(DIRECTION) Reproduce the lines of the items below verbatim, starting at the line that contains "button[interactable]: Toggle off [91, 115, 103, 125]" and ending at the line that contains "button[interactable]: Set timer", with both of those lines included.

(Annotated region listings)
· · · · · · ·
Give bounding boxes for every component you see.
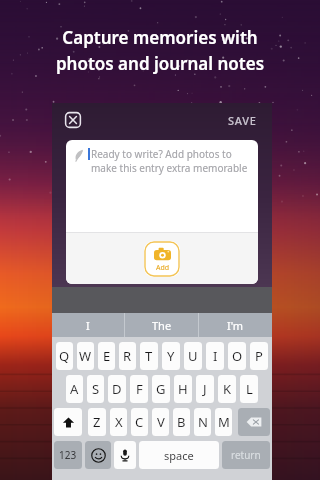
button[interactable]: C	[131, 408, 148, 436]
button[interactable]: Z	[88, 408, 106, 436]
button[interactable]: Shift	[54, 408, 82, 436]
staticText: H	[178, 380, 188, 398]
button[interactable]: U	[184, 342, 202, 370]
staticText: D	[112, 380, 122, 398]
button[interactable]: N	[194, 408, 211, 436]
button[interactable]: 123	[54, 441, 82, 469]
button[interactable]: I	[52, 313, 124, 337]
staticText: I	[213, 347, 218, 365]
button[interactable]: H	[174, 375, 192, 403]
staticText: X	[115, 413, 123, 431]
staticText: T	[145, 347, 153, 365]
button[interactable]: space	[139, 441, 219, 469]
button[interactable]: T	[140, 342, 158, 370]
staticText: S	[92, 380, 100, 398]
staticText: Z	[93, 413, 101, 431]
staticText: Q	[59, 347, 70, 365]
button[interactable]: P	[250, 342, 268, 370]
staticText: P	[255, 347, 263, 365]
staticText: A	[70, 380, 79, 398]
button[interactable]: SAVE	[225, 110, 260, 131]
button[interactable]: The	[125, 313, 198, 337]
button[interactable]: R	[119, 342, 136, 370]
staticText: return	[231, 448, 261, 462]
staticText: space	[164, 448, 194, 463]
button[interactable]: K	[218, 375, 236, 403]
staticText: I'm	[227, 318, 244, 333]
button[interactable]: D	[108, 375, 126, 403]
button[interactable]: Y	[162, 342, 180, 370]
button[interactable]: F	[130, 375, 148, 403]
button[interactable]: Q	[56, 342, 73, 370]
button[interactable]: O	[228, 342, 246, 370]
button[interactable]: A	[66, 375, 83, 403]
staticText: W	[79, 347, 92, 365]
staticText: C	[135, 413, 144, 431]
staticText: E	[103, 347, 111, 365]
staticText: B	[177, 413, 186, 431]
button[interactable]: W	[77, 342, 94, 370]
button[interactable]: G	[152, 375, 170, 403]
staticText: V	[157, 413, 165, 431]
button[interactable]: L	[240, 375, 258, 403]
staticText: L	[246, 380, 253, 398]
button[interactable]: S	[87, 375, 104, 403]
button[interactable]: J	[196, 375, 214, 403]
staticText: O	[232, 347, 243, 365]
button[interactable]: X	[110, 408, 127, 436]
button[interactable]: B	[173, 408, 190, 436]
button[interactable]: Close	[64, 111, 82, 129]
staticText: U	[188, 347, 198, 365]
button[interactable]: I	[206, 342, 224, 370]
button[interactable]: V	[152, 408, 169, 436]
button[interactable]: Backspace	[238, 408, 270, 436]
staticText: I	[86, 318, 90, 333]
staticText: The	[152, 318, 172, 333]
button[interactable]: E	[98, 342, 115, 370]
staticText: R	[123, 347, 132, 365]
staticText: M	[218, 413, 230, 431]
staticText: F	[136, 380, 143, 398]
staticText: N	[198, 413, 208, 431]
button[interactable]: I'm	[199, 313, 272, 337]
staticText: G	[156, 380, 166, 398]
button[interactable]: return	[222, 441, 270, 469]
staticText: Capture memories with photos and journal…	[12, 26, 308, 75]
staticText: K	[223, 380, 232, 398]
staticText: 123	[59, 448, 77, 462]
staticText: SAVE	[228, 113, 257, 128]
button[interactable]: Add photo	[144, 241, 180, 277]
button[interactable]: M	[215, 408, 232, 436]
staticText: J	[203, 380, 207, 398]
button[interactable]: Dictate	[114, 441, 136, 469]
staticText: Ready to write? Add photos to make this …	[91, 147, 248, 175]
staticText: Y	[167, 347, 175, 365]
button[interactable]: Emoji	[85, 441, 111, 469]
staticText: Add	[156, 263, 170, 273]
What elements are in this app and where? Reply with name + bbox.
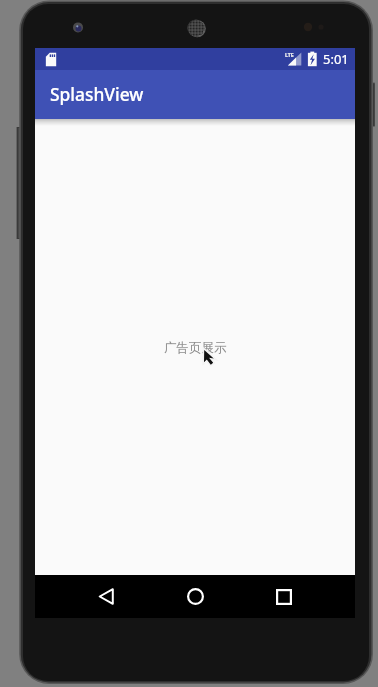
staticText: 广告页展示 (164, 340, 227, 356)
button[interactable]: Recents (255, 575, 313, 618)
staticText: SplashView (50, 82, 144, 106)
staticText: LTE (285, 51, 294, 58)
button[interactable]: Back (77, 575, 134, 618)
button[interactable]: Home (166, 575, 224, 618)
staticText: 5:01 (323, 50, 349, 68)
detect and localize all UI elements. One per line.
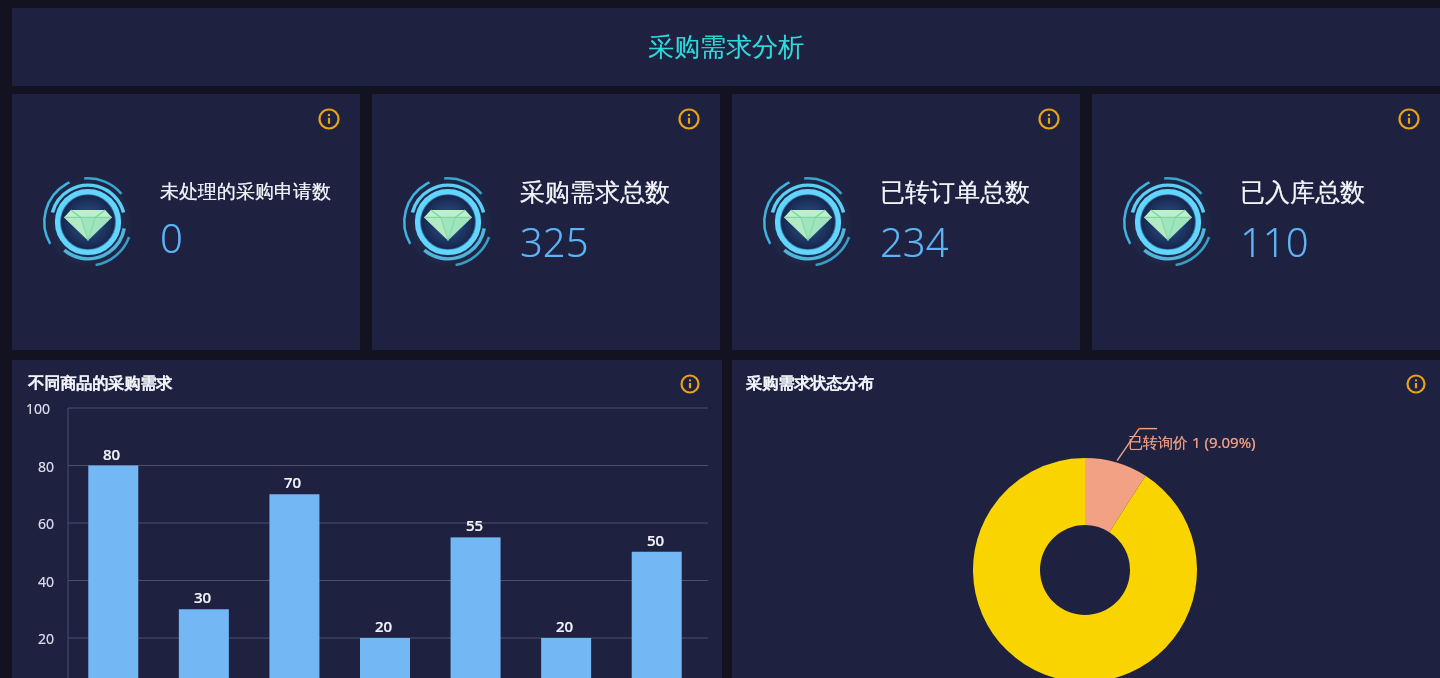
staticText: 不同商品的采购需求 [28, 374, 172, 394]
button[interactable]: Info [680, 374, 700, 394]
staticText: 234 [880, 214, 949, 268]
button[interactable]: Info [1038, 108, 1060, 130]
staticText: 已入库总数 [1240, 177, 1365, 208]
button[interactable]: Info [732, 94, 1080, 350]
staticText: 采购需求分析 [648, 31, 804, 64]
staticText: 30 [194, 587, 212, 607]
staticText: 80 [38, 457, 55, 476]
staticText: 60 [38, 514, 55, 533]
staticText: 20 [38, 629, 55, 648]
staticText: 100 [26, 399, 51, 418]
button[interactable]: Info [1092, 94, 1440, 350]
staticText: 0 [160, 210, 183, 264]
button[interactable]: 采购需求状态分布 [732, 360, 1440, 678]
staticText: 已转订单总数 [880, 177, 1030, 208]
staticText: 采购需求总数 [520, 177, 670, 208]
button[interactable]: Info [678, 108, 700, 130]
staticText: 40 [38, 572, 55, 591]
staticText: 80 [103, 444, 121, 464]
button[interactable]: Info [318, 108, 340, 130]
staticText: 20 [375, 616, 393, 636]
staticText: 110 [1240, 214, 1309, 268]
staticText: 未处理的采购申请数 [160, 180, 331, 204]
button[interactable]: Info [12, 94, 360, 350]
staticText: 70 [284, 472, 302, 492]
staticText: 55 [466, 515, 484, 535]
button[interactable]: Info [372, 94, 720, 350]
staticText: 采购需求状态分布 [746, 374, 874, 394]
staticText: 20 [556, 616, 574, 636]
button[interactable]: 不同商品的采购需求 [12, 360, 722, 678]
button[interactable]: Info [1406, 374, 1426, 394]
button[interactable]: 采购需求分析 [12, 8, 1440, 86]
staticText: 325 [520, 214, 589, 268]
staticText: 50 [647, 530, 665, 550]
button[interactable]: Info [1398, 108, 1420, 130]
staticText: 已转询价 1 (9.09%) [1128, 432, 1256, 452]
· · · · · · ·
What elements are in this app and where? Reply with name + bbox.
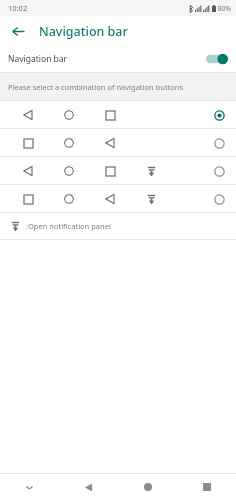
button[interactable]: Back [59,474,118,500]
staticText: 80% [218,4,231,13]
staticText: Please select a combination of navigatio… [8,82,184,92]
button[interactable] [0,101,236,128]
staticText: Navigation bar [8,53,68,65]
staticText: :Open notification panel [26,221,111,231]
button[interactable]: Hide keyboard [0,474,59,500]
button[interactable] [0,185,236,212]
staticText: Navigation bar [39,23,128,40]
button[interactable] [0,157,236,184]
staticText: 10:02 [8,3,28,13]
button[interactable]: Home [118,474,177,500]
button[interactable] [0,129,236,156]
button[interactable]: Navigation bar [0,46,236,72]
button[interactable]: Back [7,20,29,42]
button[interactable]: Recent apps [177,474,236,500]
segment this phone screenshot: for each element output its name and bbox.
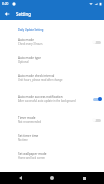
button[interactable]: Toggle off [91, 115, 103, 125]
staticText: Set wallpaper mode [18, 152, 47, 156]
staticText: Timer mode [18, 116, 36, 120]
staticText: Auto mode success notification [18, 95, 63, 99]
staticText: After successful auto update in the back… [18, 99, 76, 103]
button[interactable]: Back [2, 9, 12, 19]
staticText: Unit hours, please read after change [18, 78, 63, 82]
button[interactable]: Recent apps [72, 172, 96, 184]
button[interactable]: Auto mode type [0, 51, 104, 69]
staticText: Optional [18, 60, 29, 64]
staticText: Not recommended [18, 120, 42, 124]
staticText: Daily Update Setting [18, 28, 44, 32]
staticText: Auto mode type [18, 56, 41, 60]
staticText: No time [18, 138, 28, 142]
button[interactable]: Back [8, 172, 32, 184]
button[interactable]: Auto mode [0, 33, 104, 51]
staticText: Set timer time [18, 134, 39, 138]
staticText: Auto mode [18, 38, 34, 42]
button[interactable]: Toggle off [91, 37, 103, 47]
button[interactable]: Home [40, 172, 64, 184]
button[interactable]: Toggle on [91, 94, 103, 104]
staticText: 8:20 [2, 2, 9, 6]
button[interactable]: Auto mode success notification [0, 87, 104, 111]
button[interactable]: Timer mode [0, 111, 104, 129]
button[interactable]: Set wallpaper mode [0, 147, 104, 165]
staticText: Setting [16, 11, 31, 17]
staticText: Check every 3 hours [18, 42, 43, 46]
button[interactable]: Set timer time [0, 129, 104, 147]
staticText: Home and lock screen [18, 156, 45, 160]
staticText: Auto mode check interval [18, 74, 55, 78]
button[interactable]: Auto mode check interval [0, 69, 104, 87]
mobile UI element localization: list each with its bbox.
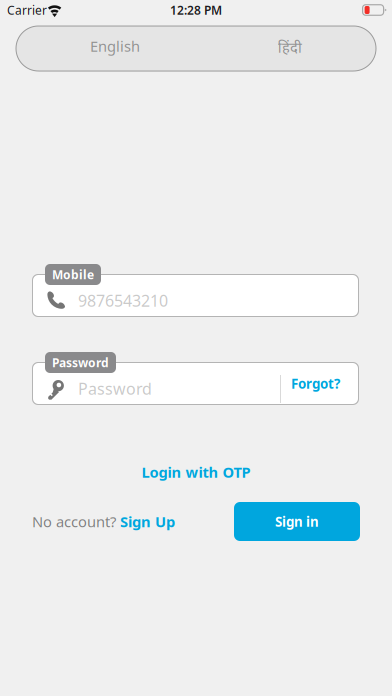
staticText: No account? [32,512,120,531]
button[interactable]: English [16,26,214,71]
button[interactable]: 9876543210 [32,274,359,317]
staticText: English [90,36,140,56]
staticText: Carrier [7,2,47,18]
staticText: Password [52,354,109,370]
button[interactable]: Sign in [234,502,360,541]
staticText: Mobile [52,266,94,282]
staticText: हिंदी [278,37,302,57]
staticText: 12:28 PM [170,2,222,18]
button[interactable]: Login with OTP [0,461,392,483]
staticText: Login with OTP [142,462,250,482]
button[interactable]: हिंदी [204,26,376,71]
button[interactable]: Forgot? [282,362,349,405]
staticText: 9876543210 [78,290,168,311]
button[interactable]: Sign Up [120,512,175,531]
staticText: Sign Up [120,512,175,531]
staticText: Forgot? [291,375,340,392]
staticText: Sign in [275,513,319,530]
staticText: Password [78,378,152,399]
· · · · · · ·
(THE SOLUTION)
button[interactable]: Toggle off [91, 115, 103, 125]
staticText: Set wallpaper mode [18, 152, 47, 156]
staticText: Timer mode [18, 116, 36, 120]
staticText: Auto mode success notification [18, 95, 63, 99]
staticText: After successful auto update in the back… [18, 99, 76, 103]
button[interactable]: Back [2, 9, 12, 19]
staticText: Unit hours, please read after change [18, 78, 63, 82]
button[interactable]: Recent apps [72, 172, 96, 184]
button[interactable]: Auto mode type [0, 51, 104, 69]
staticText: Optional [18, 60, 29, 64]
staticText: Not recommended [18, 120, 42, 124]
staticText: Daily Update Setting [18, 28, 44, 32]
staticText: Auto mode type [18, 56, 41, 60]
staticText: No time [18, 138, 28, 142]
button[interactable]: Back [8, 172, 32, 184]
button[interactable]: Auto mode [0, 33, 104, 51]
staticText: Set timer time [18, 134, 39, 138]
staticText: Auto mode [18, 38, 34, 42]
button[interactable]: Toggle off [91, 37, 103, 47]
button[interactable]: Home [40, 172, 64, 184]
button[interactable]: Toggle on [91, 94, 103, 104]
staticText: 8:20 [2, 2, 9, 6]
button[interactable]: Auto mode success notification [0, 87, 104, 111]
button[interactable]: Timer mode [0, 111, 104, 129]
button[interactable]: Set wallpaper mode [0, 147, 104, 165]
staticText: Setting [16, 11, 31, 17]
staticText: Check every 3 hours [18, 42, 43, 46]
button[interactable]: Set timer time [0, 129, 104, 147]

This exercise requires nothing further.